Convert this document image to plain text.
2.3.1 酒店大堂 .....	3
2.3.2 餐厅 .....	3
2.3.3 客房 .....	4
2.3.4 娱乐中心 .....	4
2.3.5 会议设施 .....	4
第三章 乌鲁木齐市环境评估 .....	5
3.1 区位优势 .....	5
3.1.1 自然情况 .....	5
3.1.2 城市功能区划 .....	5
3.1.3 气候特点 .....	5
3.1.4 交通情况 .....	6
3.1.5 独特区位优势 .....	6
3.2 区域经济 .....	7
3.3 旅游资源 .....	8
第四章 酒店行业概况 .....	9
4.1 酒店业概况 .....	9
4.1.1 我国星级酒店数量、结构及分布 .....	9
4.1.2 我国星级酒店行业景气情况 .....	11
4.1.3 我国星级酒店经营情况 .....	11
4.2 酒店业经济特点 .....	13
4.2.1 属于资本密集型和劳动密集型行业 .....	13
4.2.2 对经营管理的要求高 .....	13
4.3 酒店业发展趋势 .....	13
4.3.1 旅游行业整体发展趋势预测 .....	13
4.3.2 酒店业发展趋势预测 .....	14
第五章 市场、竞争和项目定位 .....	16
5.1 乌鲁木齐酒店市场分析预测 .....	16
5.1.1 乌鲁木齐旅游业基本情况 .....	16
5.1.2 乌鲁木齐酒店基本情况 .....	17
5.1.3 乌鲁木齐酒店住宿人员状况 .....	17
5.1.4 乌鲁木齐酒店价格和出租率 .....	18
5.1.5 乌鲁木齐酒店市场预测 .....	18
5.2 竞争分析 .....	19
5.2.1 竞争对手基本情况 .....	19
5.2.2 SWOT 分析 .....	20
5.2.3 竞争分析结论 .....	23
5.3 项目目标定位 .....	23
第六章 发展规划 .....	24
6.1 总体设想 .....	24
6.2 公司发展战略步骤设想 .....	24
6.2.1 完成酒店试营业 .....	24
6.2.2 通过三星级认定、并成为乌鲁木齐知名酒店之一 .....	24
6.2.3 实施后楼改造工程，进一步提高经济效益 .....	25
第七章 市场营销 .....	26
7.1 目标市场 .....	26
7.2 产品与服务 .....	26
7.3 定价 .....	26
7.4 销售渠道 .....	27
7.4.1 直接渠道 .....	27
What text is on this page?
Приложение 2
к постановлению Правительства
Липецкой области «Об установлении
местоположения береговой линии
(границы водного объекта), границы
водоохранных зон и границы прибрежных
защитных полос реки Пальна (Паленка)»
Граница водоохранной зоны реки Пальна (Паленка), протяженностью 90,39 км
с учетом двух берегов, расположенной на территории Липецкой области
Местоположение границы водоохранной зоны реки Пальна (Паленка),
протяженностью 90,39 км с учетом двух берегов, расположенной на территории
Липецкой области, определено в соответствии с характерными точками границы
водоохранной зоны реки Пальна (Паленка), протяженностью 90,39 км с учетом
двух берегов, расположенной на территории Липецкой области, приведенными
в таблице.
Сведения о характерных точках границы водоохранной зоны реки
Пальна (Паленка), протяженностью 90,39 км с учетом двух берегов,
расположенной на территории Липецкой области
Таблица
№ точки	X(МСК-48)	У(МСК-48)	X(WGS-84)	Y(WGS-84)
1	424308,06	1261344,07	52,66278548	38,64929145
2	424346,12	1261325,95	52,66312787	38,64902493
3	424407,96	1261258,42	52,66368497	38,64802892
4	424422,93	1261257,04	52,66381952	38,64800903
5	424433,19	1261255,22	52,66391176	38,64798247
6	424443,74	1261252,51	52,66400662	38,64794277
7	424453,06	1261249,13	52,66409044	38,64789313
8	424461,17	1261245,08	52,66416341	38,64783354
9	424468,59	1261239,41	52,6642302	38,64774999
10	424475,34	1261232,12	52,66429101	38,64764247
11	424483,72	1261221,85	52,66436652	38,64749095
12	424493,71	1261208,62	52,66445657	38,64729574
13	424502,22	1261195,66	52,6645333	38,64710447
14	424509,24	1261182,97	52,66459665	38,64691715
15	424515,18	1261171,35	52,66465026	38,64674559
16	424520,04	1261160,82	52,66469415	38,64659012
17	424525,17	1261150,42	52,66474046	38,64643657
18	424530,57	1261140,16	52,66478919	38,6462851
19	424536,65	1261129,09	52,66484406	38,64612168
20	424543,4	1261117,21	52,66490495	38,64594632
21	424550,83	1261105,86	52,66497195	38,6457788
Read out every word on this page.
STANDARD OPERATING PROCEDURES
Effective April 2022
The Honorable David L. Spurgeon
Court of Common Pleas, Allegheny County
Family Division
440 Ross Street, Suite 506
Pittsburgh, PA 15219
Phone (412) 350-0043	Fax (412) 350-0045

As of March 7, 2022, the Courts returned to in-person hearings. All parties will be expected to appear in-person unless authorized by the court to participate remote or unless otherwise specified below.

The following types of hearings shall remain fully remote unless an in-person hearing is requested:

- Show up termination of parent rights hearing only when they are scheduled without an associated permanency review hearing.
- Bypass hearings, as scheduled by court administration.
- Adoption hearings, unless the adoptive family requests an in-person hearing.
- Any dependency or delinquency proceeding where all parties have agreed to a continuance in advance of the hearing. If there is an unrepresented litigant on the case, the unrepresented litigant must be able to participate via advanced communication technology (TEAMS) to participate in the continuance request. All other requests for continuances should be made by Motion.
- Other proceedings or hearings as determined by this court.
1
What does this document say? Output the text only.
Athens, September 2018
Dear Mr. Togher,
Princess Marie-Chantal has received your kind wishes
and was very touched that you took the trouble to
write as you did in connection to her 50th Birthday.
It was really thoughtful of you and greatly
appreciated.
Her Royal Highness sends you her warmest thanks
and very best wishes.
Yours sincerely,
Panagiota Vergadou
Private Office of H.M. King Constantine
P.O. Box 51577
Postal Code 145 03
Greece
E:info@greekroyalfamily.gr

§

* [PROMPT]:
Return all lines containing the word "remote".

* [SOLUTION]:
As of March 7, 2022, the Courts returned to in-person hearings. All parties will be expected to appear in-person unless authorized by the court to participate remote or unless otherwise specified below.
The following types of hearings shall remain fully remote unless an in-person hearing is requested:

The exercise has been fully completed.